Task material —
* Start *

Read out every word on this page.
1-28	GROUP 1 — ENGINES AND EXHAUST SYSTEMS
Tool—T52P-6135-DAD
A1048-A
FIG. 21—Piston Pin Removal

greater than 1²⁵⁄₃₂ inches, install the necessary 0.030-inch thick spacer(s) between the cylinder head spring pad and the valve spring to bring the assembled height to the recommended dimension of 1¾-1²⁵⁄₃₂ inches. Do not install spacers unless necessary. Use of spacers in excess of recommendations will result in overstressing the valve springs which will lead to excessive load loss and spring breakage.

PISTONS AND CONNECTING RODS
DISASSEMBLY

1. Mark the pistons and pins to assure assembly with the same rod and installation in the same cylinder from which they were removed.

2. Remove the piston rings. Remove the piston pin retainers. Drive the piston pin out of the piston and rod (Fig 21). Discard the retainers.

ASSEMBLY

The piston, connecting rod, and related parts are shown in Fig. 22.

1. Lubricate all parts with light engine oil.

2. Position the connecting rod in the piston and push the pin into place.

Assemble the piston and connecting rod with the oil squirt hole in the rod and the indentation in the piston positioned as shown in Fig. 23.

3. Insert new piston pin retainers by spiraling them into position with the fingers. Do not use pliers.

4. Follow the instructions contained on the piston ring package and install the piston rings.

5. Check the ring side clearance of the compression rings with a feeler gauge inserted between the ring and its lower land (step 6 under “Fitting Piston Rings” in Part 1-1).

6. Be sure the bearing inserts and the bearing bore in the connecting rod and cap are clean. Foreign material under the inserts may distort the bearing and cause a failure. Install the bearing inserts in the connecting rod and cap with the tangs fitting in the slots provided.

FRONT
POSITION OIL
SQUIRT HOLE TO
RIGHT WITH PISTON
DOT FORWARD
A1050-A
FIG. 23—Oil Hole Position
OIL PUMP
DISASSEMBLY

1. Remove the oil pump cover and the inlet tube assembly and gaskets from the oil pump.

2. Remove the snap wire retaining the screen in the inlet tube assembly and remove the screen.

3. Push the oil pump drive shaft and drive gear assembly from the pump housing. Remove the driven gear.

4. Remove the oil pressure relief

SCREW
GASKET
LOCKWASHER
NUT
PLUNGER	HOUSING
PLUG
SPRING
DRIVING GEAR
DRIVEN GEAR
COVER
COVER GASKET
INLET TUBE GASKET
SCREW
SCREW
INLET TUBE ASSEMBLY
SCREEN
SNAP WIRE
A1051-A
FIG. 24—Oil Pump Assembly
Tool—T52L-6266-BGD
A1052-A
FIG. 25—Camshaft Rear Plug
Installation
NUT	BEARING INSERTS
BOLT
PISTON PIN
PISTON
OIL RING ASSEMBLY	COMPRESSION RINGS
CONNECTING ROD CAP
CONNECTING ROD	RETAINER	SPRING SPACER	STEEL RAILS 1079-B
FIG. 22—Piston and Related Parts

* End *

Work instructions — Copy out the whole listing exactly; please set it all down.

Result below —
Read out every word on this page.
1-28	GROUP 1 — ENGINES AND EXHAUST SYSTEMS
Tool—T52P-6135-DAD
A1048-A
FIG. 21—Piston Pin Removal

greater than 1²⁵⁄₃₂ inches, install the necessary 0.030-inch thick spacer(s) between the cylinder head spring pad and the valve spring to bring the assembled height to the recommended dimension of 1¾-1²⁵⁄₃₂ inches. Do not install spacers unless necessary. Use of spacers in excess of recommendations will result in overstressing the valve springs which will lead to excessive load loss and spring breakage.

PISTONS AND CONNECTING RODS
DISASSEMBLY

1. Mark the pistons and pins to assure assembly with the same rod and installation in the same cylinder from which they were removed.

2. Remove the piston rings. Remove the piston pin retainers. Drive the piston pin out of the piston and rod (Fig 21). Discard the retainers.

ASSEMBLY

The piston, connecting rod, and related parts are shown in Fig. 22.

1. Lubricate all parts with light engine oil.

2. Position the connecting rod in the piston and push the pin into place.

Assemble the piston and connecting rod with the oil squirt hole in the rod and the indentation in the piston positioned as shown in Fig. 23.

3. Insert new piston pin retainers by spiraling them into position with the fingers. Do not use pliers.

4. Follow the instructions contained on the piston ring package and install the piston rings.

5. Check the ring side clearance of the compression rings with a feeler gauge inserted between the ring and its lower land (step 6 under “Fitting Piston Rings” in Part 1-1).

6. Be sure the bearing inserts and the bearing bore in the connecting rod and cap are clean. Foreign material under the inserts may distort the bearing and cause a failure. Install the bearing inserts in the connecting rod and cap with the tangs fitting in the slots provided.

FRONT
POSITION OIL
SQUIRT HOLE TO
RIGHT WITH PISTON
DOT FORWARD
A1050-A
FIG. 23—Oil Hole Position
OIL PUMP
DISASSEMBLY

1. Remove the oil pump cover and the inlet tube assembly and gaskets from the oil pump.

2. Remove the snap wire retaining the screen in the inlet tube assembly and remove the screen.

3. Push the oil pump drive shaft and drive gear assembly from the pump housing. Remove the driven gear.

4. Remove the oil pressure relief

SCREW
GASKET
LOCKWASHER
NUT
PLUNGER	HOUSING
PLUG
SPRING
DRIVING GEAR
DRIVEN GEAR
COVER
COVER GASKET
INLET TUBE GASKET
SCREW
SCREW
INLET TUBE ASSEMBLY
SCREEN
SNAP WIRE
A1051-A
FIG. 24—Oil Pump Assembly
Tool—T52L-6266-BGD
A1052-A
FIG. 25—Camshaft Rear Plug
Installation
NUT	BEARING INSERTS
BOLT
PISTON PIN
PISTON
OIL RING ASSEMBLY	COMPRESSION RINGS
CONNECTING ROD CAP
CONNECTING ROD	RETAINER	SPRING SPACER	STEEL RAILS 1079-B
FIG. 22—Piston and Related Parts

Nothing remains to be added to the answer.